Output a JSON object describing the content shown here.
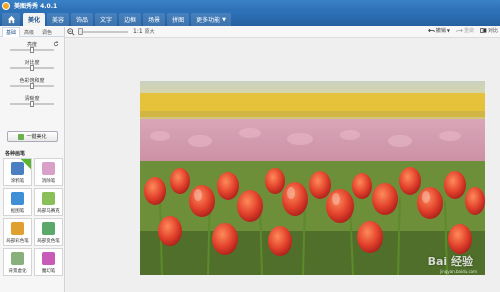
{
  "app": {
    "title": "美图秀秀 4.0.1"
  },
  "nav": {
    "tabs": [
      {
        "label": "美化",
        "active": true
      },
      {
        "label": "美容",
        "active": false
      },
      {
        "label": "饰品",
        "active": false
      },
      {
        "label": "文字",
        "active": false
      },
      {
        "label": "边框",
        "active": false
      },
      {
        "label": "场景",
        "active": false
      },
      {
        "label": "拼图",
        "active": false
      },
      {
        "label": "更多功能",
        "active": false,
        "dropdown": true
      }
    ]
  },
  "toolbar": {
    "fit_label": "1:1",
    "original_label": "原大",
    "undo_label": "撤销",
    "redo_label": "重做",
    "compare_label": "对比"
  },
  "panel": {
    "subtabs": [
      "基础",
      "高级",
      "调色"
    ],
    "sliders": [
      {
        "label": "亮度",
        "value": 0.5
      },
      {
        "label": "对比度",
        "value": 0.5
      },
      {
        "label": "色彩饱和度",
        "value": 0.5
      },
      {
        "label": "清晰度",
        "value": 0.5
      }
    ],
    "onekey_label": "一键美化",
    "section_title": "各种画笔",
    "tools": [
      {
        "label": "涂鸦笔",
        "color": "#4a7fc1",
        "badge": true
      },
      {
        "label": "消除笔",
        "color": "#d9a0c8",
        "badge": false
      },
      {
        "label": "抠图笔",
        "color": "#3f8fd6",
        "badge": false
      },
      {
        "label": "局部马赛克",
        "color": "#8bbf5a",
        "badge": false
      },
      {
        "label": "局部彩色笔",
        "color": "#e0a030",
        "badge": false
      },
      {
        "label": "局部变色笔",
        "color": "#5aa86a",
        "badge": false
      },
      {
        "label": "背景虚化",
        "color": "#88b07a",
        "badge": false
      },
      {
        "label": "魔幻笔",
        "color": "#c85ab8",
        "badge": false
      }
    ]
  },
  "canvas": {
    "watermark": "Bai 经验",
    "watermark_sub": "jingyan.baidu.com"
  }
}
· · ·
▶ _Directive_
Give the number of lines in the records that contain the string "true", and nothing besides.

▶ _Output of the exercise_
3